[WHAT IS EXPECTED]:
Below are some records; reproduce every one of them exactly.

(Records contained in a dataset)
____________

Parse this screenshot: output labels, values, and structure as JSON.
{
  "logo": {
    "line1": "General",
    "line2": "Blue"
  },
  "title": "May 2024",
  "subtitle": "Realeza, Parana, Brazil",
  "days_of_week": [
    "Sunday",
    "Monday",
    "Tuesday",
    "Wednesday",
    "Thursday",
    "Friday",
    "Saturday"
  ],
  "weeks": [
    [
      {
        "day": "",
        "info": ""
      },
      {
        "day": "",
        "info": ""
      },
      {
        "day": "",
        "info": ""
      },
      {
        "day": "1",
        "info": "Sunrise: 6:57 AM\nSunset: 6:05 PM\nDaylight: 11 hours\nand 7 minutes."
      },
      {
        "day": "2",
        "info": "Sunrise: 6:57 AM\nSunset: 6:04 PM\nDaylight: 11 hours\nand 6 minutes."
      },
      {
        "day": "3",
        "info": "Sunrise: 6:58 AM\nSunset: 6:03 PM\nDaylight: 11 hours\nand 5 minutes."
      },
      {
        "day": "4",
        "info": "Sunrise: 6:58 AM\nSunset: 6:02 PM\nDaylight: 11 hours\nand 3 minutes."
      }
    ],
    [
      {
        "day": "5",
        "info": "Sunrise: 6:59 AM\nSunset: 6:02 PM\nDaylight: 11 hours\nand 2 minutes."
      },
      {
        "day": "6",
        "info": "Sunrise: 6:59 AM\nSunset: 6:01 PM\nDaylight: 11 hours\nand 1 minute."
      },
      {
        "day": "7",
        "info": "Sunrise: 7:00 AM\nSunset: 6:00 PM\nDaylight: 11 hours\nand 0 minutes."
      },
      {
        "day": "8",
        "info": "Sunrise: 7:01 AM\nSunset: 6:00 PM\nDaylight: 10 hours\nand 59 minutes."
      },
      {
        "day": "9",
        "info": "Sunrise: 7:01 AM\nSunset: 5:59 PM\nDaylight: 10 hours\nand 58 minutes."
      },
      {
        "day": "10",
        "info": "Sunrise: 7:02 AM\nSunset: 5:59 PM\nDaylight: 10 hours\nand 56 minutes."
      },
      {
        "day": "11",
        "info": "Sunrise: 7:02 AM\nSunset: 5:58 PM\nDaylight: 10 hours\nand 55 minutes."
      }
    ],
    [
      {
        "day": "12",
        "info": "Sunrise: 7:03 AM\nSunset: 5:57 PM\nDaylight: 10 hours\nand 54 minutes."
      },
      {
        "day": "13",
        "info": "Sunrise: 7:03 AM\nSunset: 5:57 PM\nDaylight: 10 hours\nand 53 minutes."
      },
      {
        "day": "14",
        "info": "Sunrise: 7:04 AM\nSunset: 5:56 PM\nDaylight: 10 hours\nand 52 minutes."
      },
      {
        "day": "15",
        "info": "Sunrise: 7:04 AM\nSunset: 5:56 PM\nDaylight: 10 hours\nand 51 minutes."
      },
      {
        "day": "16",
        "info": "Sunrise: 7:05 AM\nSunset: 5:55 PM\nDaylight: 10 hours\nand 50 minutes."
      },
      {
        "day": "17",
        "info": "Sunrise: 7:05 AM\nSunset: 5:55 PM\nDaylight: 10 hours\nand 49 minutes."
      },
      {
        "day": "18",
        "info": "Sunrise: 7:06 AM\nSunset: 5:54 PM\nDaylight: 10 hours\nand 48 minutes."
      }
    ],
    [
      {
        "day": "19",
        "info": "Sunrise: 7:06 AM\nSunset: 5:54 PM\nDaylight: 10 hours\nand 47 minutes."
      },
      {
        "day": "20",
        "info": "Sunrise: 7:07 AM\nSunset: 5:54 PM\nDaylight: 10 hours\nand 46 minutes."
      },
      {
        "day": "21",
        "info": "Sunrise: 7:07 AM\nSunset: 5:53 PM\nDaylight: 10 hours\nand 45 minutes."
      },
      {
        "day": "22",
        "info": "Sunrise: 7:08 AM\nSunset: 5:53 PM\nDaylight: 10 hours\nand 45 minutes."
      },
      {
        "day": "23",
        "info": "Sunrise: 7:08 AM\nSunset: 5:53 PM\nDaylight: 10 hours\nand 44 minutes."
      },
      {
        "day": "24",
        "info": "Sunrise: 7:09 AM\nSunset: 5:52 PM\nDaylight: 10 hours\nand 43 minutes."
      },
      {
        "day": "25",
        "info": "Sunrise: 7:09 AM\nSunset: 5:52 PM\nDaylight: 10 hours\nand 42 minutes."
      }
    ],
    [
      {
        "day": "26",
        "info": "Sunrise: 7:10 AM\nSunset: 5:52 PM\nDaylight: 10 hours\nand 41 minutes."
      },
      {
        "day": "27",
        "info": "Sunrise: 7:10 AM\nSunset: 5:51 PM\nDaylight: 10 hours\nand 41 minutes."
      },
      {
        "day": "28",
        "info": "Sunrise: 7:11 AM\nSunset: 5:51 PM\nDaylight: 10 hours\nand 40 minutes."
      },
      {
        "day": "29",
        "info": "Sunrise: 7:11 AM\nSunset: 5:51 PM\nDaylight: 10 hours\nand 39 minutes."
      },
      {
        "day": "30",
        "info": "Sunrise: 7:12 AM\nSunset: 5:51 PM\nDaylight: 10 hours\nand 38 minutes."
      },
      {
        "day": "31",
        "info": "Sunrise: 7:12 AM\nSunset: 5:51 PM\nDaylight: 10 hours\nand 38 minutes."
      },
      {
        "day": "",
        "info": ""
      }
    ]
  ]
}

____________

[THE COMPLETED TASK]:
Parse this screenshot: output labels, values, and structure as JSON.
{
  "logo": {
    "line1": "General",
    "line2": "Blue"
  },
  "title": "May 2024",
  "subtitle": "Realeza, Parana, Brazil",
  "days_of_week": [
    "Sunday",
    "Monday",
    "Tuesday",
    "Wednesday",
    "Thursday",
    "Friday",
    "Saturday"
  ],
  "weeks": [
    [
      {
        "day": "",
        "info": ""
      },
      {
        "day": "",
        "info": ""
      },
      {
        "day": "",
        "info": ""
      },
      {
        "day": "1",
        "info": "Sunrise: 6:57 AM\nSunset: 6:05 PM\nDaylight: 11 hours\nand 7 minutes."
      },
      {
        "day": "2",
        "info": "Sunrise: 6:57 AM\nSunset: 6:04 PM\nDaylight: 11 hours\nand 6 minutes."
      },
      {
        "day": "3",
        "info": "Sunrise: 6:58 AM\nSunset: 6:03 PM\nDaylight: 11 hours\nand 5 minutes."
      },
      {
        "day": "4",
        "info": "Sunrise: 6:58 AM\nSunset: 6:02 PM\nDaylight: 11 hours\nand 3 minutes."
      }
    ],
    [
      {
        "day": "5",
        "info": "Sunrise: 6:59 AM\nSunset: 6:02 PM\nDaylight: 11 hours\nand 2 minutes."
      },
      {
        "day": "6",
        "info": "Sunrise: 6:59 AM\nSunset: 6:01 PM\nDaylight: 11 hours\nand 1 minute."
      },
      {
        "day": "7",
        "info": "Sunrise: 7:00 AM\nSunset: 6:00 PM\nDaylight: 11 hours\nand 0 minutes."
      },
      {
        "day": "8",
        "info": "Sunrise: 7:01 AM\nSunset: 6:00 PM\nDaylight: 10 hours\nand 59 minutes."
      },
      {
        "day": "9",
        "info": "Sunrise: 7:01 AM\nSunset: 5:59 PM\nDaylight: 10 hours\nand 58 minutes."
      },
      {
        "day": "10",
        "info": "Sunrise: 7:02 AM\nSunset: 5:59 PM\nDaylight: 10 hours\nand 56 minutes."
      },
      {
        "day": "11",
        "info": "Sunrise: 7:02 AM\nSunset: 5:58 PM\nDaylight: 10 hours\nand 55 minutes."
      }
    ],
    [
      {
        "day": "12",
        "info": "Sunrise: 7:03 AM\nSunset: 5:57 PM\nDaylight: 10 hours\nand 54 minutes."
      },
      {
        "day": "13",
        "info": "Sunrise: 7:03 AM\nSunset: 5:57 PM\nDaylight: 10 hours\nand 53 minutes."
      },
      {
        "day": "14",
        "info": "Sunrise: 7:04 AM\nSunset: 5:56 PM\nDaylight: 10 hours\nand 52 minutes."
      },
      {
        "day": "15",
        "info": "Sunrise: 7:04 AM\nSunset: 5:56 PM\nDaylight: 10 hours\nand 51 minutes."
      },
      {
        "day": "16",
        "info": "Sunrise: 7:05 AM\nSunset: 5:55 PM\nDaylight: 10 hours\nand 50 minutes."
      },
      {
        "day": "17",
        "info": "Sunrise: 7:05 AM\nSunset: 5:55 PM\nDaylight: 10 hours\nand 49 minutes."
      },
      {
        "day": "18",
        "info": "Sunrise: 7:06 AM\nSunset: 5:54 PM\nDaylight: 10 hours\nand 48 minutes."
      }
    ],
    [
      {
        "day": "19",
        "info": "Sunrise: 7:06 AM\nSunset: 5:54 PM\nDaylight: 10 hours\nand 47 minutes."
      },
      {
        "day": "20",
        "info": "Sunrise: 7:07 AM\nSunset: 5:54 PM\nDaylight: 10 hours\nand 46 minutes."
      },
      {
        "day": "21",
        "info": "Sunrise: 7:07 AM\nSunset: 5:53 PM\nDaylight: 10 hours\nand 45 minutes."
      },
      {
        "day": "22",
        "info": "Sunrise: 7:08 AM\nSunset: 5:53 PM\nDaylight: 10 hours\nand 45 minutes."
      },
      {
        "day": "23",
        "info": "Sunrise: 7:08 AM\nSunset: 5:53 PM\nDaylight: 10 hours\nand 44 minutes."
      },
      {
        "day": "24",
        "info": "Sunrise: 7:09 AM\nSunset: 5:52 PM\nDaylight: 10 hours\nand 43 minutes."
      },
      {
        "day": "25",
        "info": "Sunrise: 7:09 AM\nSunset: 5:52 PM\nDaylight: 10 hours\nand 42 minutes."
      }
    ],
    [
      {
        "day": "26",
        "info": "Sunrise: 7:10 AM\nSunset: 5:52 PM\nDaylight: 10 hours\nand 41 minutes."
      },
      {
        "day": "27",
        "info": "Sunrise: 7:10 AM\nSunset: 5:51 PM\nDaylight: 10 hours\nand 41 minutes."
      },
      {
        "day": "28",
        "info": "Sunrise: 7:11 AM\nSunset: 5:51 PM\nDaylight: 10 hours\nand 40 minutes."
      },
      {
        "day": "29",
        "info": "Sunrise: 7:11 AM\nSunset: 5:51 PM\nDaylight: 10 hours\nand 39 minutes."
      },
      {
        "day": "30",
        "info": "Sunrise: 7:12 AM\nSunset: 5:51 PM\nDaylight: 10 hours\nand 38 minutes."
      },
      {
        "day": "31",
        "info": "Sunrise: 7:12 AM\nSunset: 5:51 PM\nDaylight: 10 hours\nand 38 minutes."
      },
      {
        "day": "",
        "info": ""
      }
    ]
  ]
}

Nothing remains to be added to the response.